Objective:
Extract and list every line that contains the word "Δημόσια".

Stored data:

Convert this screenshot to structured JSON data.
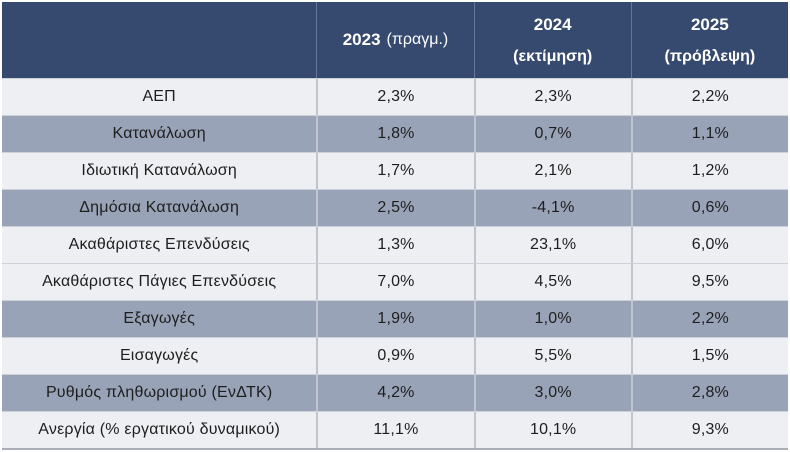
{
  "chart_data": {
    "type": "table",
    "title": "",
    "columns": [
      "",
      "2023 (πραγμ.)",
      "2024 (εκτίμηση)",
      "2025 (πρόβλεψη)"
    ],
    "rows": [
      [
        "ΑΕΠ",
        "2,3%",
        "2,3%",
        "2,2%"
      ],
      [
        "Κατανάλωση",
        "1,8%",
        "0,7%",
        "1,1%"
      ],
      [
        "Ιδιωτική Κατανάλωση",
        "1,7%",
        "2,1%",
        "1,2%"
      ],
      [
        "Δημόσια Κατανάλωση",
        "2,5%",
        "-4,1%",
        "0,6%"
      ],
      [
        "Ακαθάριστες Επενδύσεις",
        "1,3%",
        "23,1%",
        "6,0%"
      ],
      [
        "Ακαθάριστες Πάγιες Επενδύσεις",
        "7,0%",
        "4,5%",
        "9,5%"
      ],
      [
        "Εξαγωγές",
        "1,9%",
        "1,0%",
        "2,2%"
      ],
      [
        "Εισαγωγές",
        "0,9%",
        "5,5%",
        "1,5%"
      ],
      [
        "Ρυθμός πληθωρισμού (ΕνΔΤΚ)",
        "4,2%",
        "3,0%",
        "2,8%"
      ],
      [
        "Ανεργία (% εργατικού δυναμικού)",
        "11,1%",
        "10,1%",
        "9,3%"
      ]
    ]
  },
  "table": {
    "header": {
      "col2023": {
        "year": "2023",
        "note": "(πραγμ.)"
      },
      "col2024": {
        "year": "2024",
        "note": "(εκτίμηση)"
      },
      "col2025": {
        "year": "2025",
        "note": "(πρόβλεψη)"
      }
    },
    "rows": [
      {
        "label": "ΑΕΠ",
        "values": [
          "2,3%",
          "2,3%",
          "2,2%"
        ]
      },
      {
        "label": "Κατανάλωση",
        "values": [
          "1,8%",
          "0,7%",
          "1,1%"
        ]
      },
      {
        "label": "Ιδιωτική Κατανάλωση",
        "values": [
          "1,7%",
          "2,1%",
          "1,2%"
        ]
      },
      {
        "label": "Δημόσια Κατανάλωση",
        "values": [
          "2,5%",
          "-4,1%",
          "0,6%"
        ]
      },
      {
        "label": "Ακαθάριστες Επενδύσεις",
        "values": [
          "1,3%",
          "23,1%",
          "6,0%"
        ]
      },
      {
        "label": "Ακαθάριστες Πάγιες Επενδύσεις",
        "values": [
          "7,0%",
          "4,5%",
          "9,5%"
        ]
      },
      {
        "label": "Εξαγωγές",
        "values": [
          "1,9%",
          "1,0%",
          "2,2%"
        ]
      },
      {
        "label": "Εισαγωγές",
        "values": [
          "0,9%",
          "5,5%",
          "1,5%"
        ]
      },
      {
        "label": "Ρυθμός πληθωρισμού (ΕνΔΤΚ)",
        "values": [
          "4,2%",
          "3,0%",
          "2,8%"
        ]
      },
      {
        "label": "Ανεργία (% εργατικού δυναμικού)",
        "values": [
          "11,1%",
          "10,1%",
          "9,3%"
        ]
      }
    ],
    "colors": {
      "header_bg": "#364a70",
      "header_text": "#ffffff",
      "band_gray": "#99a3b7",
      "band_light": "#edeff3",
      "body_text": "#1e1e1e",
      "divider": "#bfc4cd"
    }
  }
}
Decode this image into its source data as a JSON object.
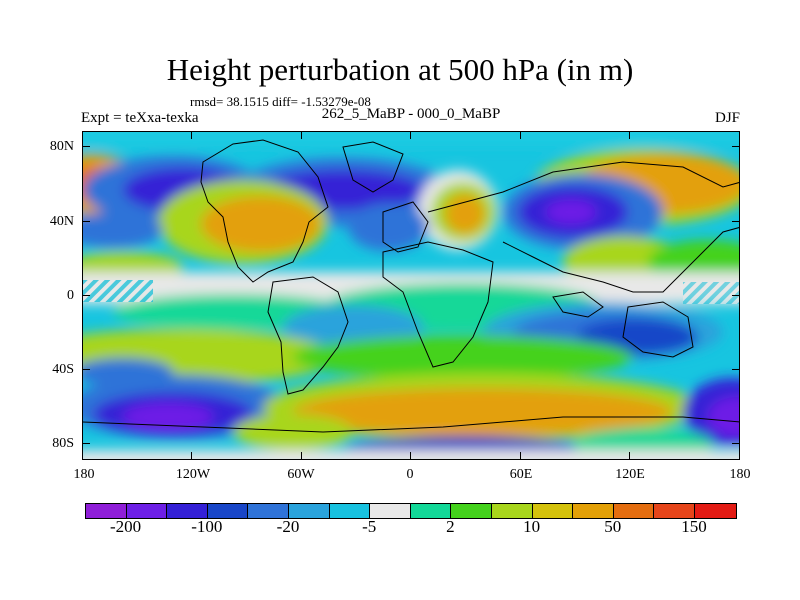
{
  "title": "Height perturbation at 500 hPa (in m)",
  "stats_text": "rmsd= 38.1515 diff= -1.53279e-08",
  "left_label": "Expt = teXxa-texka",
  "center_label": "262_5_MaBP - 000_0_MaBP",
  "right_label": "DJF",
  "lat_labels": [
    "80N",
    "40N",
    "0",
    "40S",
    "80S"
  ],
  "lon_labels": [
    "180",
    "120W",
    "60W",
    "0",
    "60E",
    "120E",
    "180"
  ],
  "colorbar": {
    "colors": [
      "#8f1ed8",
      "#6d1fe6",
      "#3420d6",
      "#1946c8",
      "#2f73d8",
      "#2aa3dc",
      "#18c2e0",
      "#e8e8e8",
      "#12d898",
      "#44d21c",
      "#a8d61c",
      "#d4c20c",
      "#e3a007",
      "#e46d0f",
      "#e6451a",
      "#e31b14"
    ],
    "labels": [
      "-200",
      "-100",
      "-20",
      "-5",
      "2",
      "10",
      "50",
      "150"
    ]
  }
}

Result of the exercise:
        "Δημόσια Κατανάλωση",
        "label": "Δημόσια Κατανάλωση",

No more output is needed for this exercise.